**What is asked**
In the entries below, count the lines holding "label". Reply with the number only.
* START Excerpted records *
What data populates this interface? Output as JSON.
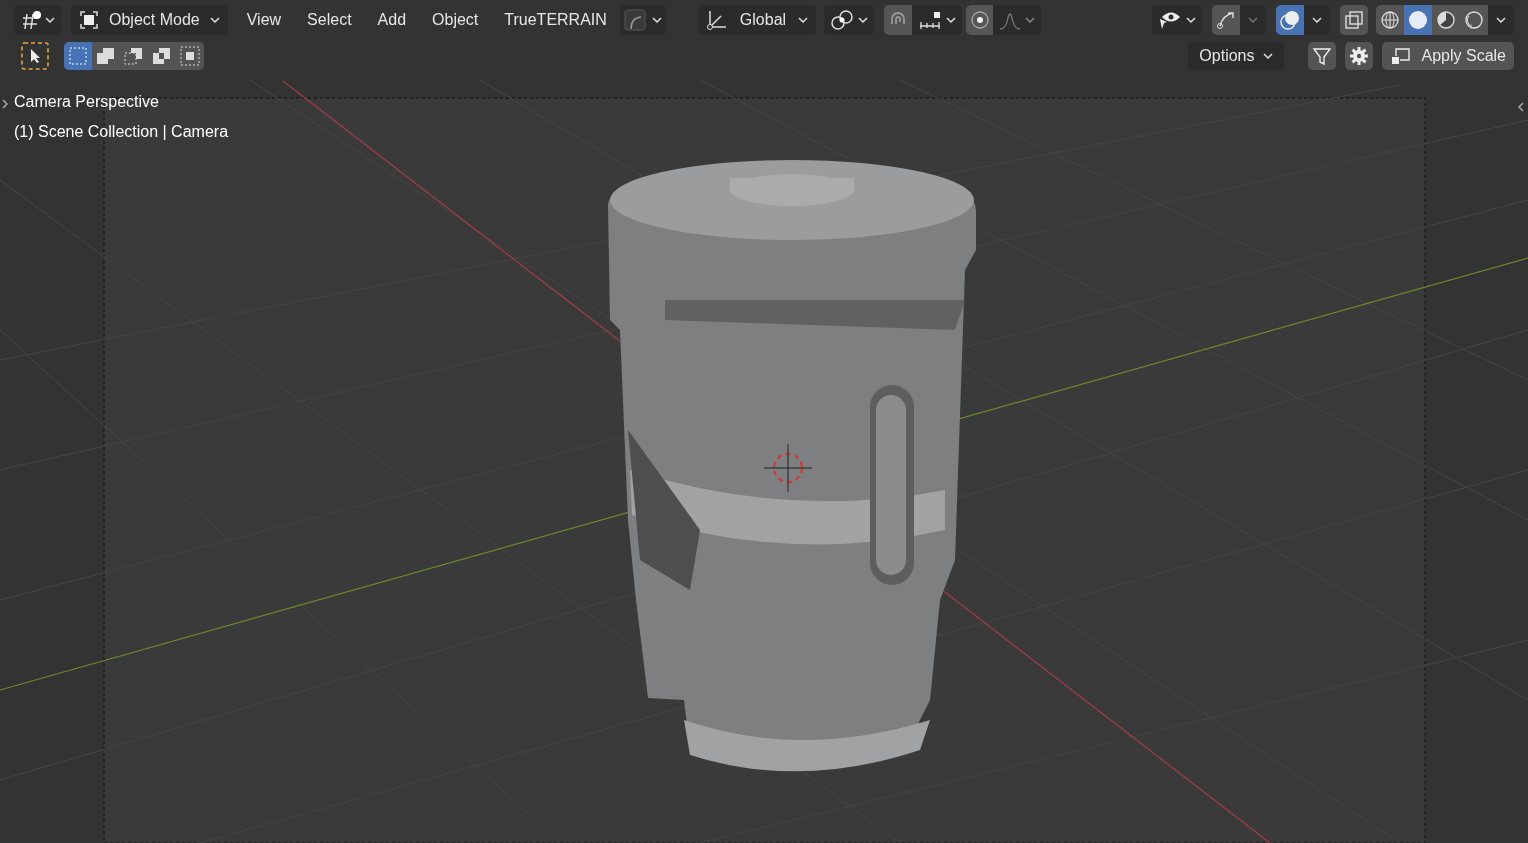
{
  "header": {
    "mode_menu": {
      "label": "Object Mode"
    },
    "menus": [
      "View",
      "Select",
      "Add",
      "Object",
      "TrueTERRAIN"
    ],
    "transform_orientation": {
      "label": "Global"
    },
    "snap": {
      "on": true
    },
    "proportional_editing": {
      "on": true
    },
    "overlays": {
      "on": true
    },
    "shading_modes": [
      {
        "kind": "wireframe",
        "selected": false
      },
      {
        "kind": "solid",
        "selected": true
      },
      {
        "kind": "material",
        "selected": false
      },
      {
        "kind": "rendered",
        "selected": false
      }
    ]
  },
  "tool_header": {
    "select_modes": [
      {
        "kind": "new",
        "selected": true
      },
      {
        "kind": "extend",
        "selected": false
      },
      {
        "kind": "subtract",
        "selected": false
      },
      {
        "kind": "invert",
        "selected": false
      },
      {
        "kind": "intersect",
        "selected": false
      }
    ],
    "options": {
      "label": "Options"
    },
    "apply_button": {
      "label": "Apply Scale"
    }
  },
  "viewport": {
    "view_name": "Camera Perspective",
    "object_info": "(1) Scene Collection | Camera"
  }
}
* END Excerpted records *
**Worked solution**
4